## Exercise details
Below are entries. Pull out all lines containing "icon".

## Supplied data

▬▬▬▬▬▬

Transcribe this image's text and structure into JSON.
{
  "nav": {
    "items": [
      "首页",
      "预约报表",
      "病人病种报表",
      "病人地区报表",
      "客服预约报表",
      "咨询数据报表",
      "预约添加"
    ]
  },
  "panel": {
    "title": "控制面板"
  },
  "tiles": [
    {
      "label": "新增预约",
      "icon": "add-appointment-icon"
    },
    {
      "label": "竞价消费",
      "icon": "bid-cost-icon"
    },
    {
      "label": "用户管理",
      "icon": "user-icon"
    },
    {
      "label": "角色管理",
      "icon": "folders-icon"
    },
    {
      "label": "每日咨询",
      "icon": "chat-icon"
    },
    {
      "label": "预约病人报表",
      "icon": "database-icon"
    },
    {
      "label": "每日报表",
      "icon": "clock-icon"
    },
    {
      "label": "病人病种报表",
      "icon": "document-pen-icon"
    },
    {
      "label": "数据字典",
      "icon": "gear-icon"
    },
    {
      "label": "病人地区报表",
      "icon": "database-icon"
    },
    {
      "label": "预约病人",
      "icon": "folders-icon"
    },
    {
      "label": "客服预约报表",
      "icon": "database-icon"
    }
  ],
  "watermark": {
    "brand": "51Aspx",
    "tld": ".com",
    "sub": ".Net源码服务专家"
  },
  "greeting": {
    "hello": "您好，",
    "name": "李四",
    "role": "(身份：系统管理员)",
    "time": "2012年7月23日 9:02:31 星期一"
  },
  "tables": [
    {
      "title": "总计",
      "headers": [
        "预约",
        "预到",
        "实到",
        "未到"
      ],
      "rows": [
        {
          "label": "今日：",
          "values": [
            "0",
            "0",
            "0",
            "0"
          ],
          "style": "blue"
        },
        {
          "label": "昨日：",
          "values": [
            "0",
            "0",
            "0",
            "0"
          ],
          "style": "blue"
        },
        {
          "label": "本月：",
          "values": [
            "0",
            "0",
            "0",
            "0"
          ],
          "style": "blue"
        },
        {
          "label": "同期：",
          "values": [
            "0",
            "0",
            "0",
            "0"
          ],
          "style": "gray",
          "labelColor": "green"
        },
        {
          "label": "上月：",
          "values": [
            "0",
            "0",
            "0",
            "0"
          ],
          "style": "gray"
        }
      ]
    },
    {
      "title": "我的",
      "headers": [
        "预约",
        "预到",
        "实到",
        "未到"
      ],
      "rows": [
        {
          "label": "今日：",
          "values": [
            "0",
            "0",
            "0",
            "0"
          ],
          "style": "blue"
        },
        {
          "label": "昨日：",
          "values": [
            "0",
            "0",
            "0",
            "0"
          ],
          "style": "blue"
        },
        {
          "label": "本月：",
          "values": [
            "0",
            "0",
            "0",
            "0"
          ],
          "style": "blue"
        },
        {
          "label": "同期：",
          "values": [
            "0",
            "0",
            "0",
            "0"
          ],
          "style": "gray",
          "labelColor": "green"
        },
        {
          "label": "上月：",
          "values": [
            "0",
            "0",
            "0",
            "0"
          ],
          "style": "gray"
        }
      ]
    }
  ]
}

▬▬▬▬▬▬

## Complete answer
      "icon": "add-appointment-icon"
      "icon": "bid-cost-icon"
      "icon": "user-icon"
      "icon": "folders-icon"
      "icon": "chat-icon"
      "icon": "database-icon"
      "icon": "clock-icon"
      "icon": "document-pen-icon"
      "icon": "gear-icon"
      "icon": "database-icon"
      "icon": "folders-icon"
      "icon": "database-icon"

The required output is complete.